(Element boundary records)
• • • • • • •

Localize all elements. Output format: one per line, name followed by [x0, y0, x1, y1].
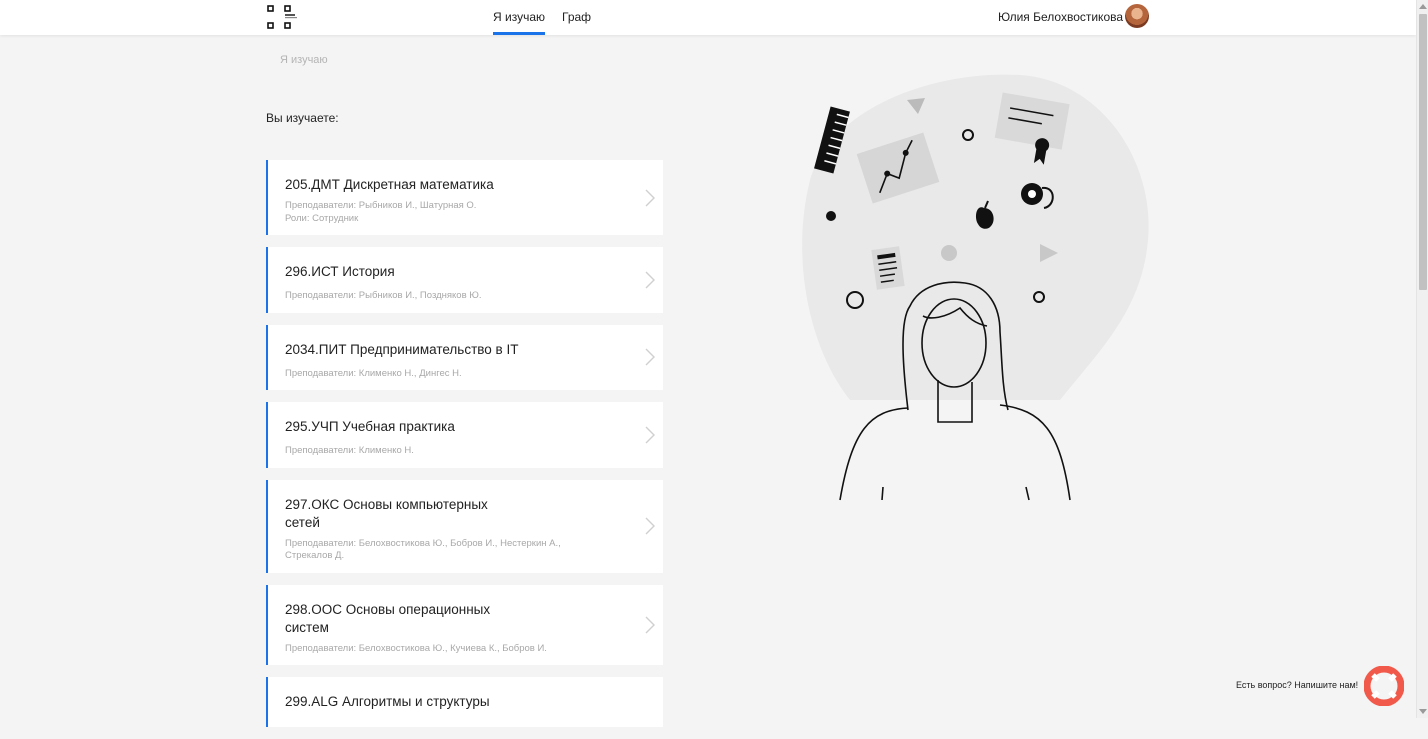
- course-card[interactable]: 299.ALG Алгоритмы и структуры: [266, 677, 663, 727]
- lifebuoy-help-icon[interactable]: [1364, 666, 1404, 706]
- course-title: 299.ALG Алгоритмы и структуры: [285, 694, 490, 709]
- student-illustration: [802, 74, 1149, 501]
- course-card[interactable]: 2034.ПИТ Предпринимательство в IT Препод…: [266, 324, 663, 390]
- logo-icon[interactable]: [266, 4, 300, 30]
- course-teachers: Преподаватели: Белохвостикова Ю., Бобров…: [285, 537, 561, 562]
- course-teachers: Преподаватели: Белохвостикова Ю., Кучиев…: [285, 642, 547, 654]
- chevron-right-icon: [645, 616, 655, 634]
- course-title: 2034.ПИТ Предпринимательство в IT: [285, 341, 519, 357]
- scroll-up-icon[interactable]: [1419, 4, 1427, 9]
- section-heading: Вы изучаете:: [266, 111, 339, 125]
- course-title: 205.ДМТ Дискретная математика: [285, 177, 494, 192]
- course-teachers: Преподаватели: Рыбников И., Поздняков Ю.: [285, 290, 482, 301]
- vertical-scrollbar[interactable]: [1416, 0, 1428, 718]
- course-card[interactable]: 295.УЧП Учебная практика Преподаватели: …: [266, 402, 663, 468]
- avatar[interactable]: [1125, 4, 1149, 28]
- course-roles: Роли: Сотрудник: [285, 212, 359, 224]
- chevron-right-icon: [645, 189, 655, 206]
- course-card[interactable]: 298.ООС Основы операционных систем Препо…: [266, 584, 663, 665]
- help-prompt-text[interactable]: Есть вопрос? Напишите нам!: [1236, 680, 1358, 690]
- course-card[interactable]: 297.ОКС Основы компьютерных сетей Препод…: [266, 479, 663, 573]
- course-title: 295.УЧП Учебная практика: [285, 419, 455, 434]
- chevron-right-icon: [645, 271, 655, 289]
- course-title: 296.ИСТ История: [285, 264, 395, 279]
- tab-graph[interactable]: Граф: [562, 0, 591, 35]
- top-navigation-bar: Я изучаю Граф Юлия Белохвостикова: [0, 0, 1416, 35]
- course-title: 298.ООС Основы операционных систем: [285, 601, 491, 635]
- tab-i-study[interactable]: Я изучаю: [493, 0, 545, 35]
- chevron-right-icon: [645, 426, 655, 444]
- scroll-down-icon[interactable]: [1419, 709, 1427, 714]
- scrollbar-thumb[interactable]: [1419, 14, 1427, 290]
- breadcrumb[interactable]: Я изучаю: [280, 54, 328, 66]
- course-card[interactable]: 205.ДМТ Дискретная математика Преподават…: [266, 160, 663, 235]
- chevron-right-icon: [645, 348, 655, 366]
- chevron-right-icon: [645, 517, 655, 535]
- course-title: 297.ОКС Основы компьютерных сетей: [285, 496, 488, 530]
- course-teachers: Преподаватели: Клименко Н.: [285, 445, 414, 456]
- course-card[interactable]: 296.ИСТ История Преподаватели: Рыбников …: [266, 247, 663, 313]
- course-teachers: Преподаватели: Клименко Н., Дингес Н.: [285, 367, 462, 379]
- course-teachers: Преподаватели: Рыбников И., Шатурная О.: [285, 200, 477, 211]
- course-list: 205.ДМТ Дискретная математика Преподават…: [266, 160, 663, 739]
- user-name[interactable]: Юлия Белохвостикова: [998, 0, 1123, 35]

• • • • • • •

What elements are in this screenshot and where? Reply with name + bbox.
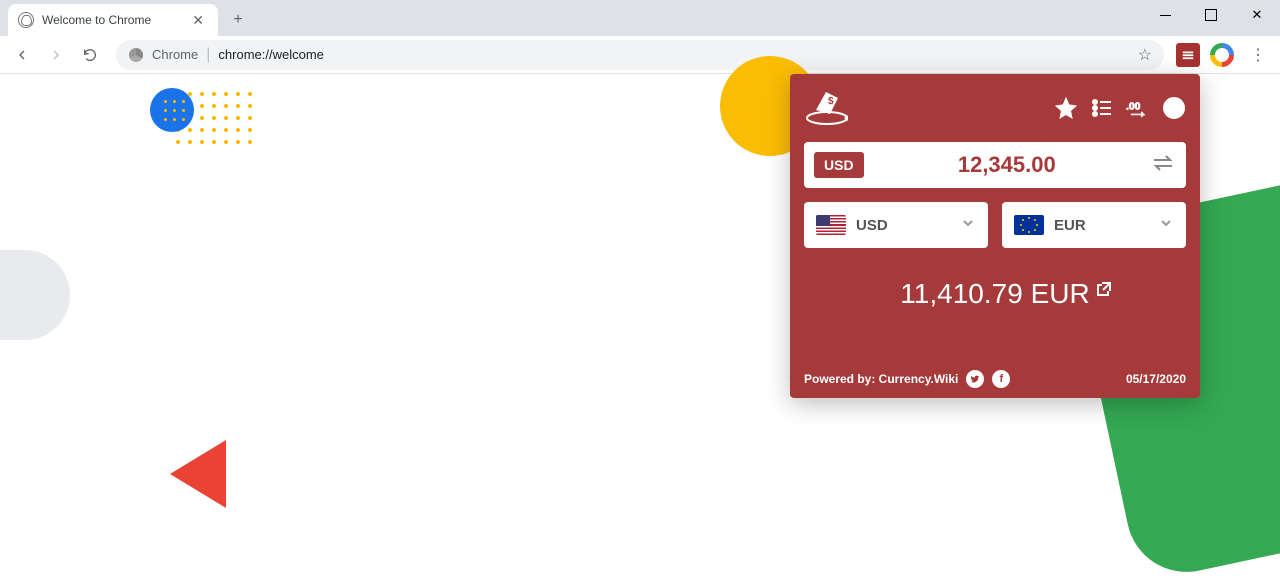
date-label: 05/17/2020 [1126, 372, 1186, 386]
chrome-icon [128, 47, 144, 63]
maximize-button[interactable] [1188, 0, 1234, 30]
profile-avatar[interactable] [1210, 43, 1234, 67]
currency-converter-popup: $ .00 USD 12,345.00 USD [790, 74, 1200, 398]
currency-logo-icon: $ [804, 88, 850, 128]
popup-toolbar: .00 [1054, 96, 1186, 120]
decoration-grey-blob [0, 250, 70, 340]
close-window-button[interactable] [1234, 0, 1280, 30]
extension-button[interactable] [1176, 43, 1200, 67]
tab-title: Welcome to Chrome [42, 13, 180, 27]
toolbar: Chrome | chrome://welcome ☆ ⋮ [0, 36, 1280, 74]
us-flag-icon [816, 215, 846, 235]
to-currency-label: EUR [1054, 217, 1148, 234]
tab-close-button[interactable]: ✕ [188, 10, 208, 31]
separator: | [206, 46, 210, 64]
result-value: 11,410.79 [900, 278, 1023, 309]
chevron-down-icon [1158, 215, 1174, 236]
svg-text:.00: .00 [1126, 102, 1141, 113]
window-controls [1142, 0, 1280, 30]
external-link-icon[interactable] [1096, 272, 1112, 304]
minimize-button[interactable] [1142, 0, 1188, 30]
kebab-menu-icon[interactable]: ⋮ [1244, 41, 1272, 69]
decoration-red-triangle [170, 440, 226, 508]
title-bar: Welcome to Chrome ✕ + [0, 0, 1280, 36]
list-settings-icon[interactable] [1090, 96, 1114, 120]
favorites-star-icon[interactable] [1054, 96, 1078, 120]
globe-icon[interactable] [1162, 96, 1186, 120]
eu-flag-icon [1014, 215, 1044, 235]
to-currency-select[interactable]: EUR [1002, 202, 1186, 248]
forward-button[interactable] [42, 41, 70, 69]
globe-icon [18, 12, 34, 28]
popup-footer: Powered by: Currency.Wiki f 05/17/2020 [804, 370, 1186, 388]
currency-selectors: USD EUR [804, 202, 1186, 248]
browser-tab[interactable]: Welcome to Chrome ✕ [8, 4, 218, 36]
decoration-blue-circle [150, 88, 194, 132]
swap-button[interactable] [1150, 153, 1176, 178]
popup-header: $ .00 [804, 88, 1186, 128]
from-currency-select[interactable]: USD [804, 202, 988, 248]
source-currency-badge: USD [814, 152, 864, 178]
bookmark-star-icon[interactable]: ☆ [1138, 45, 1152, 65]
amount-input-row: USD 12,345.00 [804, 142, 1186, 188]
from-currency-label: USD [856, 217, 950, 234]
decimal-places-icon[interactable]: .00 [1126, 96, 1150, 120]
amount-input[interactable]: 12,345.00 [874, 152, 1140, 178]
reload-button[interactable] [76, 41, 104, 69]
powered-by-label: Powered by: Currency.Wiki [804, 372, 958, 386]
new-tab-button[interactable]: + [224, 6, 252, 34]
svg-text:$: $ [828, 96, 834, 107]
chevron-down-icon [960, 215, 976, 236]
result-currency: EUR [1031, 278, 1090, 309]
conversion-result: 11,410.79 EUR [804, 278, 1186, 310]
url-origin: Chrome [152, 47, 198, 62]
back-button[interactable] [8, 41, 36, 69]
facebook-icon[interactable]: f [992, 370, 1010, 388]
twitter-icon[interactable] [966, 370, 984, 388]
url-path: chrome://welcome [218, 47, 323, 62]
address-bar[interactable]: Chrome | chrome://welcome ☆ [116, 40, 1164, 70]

• • • • • • •

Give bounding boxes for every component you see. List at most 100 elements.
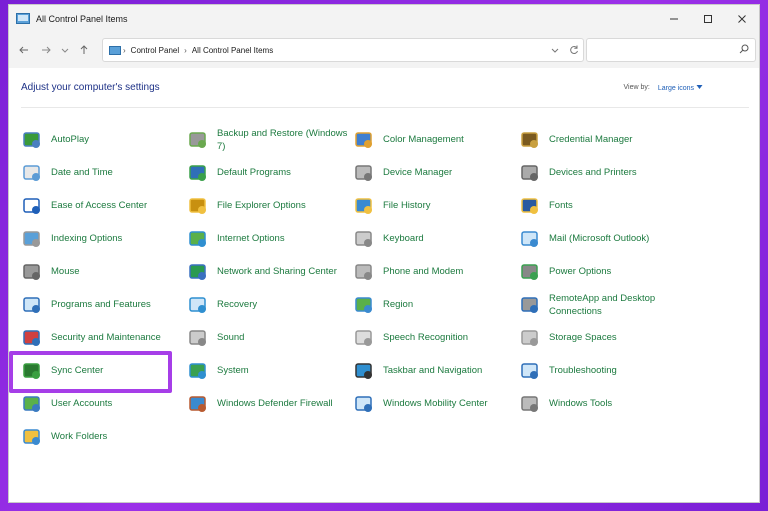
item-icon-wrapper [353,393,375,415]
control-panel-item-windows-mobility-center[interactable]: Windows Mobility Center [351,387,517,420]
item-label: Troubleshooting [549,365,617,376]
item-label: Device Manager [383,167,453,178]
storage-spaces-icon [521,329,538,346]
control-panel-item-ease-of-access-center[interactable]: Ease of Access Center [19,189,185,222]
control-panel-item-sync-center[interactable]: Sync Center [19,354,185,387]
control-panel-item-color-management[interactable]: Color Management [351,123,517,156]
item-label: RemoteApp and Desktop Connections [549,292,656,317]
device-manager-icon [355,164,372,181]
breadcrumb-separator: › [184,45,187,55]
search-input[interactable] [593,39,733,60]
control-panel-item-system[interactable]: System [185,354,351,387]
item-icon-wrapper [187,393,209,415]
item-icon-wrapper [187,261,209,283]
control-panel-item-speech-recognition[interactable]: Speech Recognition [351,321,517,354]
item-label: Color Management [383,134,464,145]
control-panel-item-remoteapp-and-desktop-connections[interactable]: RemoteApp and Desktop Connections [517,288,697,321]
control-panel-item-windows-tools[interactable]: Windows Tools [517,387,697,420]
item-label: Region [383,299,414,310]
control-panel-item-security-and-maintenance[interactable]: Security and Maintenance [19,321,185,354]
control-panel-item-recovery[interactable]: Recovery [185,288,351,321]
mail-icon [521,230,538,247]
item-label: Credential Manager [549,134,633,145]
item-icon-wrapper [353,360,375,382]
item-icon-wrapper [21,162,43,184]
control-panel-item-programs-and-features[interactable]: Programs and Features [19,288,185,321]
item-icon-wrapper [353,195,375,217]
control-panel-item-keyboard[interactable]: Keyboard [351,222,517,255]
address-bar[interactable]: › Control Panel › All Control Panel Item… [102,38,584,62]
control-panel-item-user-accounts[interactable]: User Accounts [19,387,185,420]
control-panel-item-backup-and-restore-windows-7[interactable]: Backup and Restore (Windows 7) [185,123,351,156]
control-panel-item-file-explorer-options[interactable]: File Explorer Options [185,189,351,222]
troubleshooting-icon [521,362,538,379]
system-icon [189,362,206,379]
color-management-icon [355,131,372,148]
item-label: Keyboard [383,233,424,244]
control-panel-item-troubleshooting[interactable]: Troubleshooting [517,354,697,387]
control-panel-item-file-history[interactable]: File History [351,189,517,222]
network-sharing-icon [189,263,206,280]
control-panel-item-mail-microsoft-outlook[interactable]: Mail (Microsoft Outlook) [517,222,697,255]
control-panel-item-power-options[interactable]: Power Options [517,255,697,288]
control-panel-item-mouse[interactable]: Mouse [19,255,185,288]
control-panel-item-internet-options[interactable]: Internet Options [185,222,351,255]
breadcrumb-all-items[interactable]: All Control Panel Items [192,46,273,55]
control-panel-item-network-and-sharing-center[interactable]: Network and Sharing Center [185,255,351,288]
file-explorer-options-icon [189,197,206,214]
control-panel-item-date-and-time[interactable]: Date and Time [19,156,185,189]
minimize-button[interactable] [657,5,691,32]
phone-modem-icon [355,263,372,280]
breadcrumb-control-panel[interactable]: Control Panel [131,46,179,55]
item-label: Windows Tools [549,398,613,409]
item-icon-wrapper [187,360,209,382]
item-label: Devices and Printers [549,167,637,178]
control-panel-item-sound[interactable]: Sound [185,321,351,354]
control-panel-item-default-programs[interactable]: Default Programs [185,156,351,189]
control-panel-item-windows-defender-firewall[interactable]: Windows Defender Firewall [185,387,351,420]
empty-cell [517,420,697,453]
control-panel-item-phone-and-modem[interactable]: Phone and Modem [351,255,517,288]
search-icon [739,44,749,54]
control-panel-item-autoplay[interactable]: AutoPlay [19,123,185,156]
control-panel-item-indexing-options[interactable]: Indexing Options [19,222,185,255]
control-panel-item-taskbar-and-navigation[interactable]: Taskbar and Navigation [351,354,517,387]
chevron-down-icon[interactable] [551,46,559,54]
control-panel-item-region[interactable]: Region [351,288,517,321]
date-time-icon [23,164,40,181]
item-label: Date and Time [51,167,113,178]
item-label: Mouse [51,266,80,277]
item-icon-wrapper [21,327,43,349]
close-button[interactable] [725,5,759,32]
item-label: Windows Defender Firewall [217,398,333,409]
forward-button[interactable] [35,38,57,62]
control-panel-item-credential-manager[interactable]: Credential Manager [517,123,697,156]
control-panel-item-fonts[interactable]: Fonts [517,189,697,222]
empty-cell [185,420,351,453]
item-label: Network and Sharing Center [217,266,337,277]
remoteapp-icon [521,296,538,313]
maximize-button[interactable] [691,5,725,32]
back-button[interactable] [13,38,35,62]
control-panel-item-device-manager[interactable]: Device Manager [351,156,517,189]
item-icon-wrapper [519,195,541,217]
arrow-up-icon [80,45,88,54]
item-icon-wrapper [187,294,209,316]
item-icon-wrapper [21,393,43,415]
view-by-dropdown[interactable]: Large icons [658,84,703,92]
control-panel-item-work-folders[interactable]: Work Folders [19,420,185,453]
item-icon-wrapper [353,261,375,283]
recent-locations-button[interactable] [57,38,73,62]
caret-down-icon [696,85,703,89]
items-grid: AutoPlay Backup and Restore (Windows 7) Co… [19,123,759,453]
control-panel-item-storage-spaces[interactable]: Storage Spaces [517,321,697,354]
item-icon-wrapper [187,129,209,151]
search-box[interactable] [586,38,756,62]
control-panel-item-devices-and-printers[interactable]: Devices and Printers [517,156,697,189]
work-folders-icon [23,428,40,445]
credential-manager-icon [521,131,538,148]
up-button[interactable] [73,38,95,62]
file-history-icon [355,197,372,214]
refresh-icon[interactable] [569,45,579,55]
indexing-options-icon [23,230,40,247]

• • • • • • •

Written exercise → Write out the material line for line, beginning at the line that contains "- course-card[interactable]: 299.ALG" and stopping after the line that contains "642, 547, 654]".

Response for this exercise →
- course-card[interactable]: 299.ALG Алгоритмы и структуры: [266, 677, 663, 727]
- lifebuoy-help-icon[interactable]: [1364, 666, 1404, 706]
- course-title: 299.ALG Алгоритмы и структуры: [285, 694, 490, 709]
- student-illustration: [802, 74, 1149, 501]
- course-card[interactable]: 2034.ПИТ Предпринимательство в IT Препод…: [266, 324, 663, 390]
- logo-icon[interactable]: [266, 4, 300, 30]
- course-teachers: Преподаватели: Белохвостикова Ю., Бобров…: [285, 537, 561, 562]
- course-teachers: Преподаватели: Белохвостикова Ю., Кучиев…: [285, 642, 547, 654]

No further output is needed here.